● Problem to solve:
Where a line contains the string "hhmm", copy that line.

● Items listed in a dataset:
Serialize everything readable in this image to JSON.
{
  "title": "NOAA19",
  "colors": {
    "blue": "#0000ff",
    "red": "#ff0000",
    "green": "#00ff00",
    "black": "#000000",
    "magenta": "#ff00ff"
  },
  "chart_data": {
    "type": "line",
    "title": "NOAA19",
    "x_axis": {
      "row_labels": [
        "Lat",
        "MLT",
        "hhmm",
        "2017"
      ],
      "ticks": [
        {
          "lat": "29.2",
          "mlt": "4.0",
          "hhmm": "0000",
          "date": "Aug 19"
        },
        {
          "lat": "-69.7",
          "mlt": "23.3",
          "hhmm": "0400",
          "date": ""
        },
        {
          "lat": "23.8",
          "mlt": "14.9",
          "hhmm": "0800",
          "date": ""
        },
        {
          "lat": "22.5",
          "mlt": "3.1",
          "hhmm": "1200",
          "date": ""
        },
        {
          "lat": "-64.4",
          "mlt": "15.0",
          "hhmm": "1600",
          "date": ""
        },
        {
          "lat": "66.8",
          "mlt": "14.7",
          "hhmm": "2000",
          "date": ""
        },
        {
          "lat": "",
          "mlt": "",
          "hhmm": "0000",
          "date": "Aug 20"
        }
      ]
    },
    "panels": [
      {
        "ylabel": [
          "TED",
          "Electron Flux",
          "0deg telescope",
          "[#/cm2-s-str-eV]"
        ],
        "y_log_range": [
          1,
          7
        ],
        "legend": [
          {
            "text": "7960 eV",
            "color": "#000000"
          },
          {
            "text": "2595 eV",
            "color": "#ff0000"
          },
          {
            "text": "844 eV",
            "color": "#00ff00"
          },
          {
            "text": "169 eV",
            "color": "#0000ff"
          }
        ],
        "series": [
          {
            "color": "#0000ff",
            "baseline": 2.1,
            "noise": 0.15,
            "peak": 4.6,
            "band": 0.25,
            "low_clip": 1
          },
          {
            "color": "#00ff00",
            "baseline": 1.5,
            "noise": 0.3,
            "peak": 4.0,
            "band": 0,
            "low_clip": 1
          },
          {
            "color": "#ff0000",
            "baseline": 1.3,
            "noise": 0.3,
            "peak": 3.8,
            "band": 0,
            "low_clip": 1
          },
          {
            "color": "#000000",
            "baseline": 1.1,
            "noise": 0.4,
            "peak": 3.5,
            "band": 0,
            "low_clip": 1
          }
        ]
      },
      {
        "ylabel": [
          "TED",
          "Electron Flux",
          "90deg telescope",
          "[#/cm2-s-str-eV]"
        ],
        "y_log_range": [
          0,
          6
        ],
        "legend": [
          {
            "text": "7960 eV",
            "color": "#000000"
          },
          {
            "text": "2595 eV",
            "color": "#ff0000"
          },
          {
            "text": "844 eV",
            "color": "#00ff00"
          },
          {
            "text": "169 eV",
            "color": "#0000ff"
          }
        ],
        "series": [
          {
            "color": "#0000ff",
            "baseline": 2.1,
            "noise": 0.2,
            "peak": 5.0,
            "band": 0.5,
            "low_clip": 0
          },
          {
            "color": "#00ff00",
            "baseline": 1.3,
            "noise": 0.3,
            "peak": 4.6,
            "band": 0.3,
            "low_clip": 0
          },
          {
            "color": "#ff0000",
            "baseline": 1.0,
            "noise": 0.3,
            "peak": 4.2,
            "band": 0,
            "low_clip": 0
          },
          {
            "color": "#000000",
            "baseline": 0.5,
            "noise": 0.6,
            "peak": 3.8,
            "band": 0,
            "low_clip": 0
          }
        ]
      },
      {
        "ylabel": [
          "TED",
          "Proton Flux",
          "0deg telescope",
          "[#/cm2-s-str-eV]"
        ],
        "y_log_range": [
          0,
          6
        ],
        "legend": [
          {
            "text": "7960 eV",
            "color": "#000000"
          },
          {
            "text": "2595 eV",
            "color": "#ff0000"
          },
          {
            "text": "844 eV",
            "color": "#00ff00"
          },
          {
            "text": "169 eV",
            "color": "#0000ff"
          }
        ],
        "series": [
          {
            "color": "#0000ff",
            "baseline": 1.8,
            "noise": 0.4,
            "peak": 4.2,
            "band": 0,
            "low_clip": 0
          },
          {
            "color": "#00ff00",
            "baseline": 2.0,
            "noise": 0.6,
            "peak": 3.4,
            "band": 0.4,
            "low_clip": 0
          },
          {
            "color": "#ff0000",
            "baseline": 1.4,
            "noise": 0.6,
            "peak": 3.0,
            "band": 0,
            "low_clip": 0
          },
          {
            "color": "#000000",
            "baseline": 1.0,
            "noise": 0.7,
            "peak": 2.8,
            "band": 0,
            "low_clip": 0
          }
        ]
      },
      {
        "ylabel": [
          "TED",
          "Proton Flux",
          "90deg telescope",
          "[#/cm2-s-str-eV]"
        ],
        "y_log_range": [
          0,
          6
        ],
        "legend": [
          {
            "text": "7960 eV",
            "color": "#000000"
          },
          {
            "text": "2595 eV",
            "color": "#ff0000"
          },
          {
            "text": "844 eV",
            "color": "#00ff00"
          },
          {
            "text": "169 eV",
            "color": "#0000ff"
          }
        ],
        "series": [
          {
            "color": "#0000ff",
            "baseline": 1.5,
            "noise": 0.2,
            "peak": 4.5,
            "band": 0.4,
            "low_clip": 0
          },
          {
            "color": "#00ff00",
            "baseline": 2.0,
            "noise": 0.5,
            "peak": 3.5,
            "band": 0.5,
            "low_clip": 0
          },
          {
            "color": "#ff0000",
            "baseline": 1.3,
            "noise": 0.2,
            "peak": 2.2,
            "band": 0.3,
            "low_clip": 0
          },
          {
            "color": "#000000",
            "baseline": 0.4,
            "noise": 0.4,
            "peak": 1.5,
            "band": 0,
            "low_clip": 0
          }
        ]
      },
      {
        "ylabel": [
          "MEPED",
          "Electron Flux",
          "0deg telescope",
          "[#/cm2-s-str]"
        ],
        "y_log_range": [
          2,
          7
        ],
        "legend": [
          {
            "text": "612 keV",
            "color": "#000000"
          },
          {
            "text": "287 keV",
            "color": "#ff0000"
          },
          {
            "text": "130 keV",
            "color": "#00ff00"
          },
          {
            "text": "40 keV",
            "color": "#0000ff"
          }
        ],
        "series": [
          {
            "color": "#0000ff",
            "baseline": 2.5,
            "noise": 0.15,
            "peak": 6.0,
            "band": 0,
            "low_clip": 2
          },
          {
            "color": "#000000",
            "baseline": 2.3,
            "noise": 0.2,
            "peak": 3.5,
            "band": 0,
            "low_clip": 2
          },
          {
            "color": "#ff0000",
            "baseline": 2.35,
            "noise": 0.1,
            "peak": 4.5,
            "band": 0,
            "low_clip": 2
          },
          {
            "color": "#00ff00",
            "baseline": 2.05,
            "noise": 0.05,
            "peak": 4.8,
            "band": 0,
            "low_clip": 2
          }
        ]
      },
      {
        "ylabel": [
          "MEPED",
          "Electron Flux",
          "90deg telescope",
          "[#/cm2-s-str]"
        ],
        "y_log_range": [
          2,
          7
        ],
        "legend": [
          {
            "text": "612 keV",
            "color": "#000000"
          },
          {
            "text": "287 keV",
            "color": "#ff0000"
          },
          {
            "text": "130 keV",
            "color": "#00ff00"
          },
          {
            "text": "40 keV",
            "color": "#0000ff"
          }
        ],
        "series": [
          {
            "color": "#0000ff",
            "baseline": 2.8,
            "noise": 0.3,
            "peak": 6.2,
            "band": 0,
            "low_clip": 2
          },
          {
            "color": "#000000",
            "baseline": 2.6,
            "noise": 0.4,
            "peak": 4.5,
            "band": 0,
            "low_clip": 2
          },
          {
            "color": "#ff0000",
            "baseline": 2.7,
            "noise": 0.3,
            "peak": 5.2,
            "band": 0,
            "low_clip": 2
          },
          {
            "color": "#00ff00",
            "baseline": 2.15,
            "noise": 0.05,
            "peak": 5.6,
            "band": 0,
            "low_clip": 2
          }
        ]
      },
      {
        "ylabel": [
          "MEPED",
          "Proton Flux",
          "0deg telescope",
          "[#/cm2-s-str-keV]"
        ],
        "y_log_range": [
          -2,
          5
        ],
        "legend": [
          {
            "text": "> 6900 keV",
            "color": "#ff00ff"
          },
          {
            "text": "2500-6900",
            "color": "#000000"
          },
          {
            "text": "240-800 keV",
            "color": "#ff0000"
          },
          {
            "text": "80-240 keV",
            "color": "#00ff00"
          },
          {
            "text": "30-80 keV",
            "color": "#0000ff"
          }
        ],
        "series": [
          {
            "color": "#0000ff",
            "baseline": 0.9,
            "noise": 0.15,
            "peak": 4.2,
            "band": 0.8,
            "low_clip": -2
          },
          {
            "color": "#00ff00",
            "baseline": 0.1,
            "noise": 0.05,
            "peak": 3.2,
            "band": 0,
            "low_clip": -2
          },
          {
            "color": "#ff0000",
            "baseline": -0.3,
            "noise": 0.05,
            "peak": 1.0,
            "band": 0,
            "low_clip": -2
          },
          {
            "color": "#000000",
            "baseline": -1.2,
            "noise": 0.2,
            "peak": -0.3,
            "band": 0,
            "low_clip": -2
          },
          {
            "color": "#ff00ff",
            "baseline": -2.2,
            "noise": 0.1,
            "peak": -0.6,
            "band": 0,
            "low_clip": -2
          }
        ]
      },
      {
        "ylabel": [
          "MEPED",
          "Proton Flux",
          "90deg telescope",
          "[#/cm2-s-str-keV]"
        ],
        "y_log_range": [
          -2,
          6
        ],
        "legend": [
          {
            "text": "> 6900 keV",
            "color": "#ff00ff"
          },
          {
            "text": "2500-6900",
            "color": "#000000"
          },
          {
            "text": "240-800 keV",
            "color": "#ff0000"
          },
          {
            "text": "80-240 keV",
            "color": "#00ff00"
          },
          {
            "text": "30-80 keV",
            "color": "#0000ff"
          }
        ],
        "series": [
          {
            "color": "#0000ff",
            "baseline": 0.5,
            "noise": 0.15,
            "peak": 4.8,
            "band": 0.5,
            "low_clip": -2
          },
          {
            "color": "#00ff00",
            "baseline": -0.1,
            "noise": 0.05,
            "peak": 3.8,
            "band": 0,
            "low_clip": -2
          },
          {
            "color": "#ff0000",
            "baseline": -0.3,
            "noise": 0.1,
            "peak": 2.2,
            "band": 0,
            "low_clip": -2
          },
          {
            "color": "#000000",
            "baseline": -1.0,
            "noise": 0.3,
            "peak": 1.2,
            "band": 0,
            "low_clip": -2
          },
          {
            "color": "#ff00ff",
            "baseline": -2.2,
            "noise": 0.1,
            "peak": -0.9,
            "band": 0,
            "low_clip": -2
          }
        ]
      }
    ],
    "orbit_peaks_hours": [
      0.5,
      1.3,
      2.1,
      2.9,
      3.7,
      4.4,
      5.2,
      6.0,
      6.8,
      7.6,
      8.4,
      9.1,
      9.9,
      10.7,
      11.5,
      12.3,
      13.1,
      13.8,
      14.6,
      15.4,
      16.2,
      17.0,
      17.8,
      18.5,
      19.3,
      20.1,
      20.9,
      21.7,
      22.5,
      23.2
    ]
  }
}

● The answer:
        "hhmm",
          "hhmm": "0000",
          "hhmm": "0400",
          "hhmm": "0800",
          "hhmm": "1200",
          "hhmm": "1600",
          "hhmm": "2000",
          "hhmm": "0000",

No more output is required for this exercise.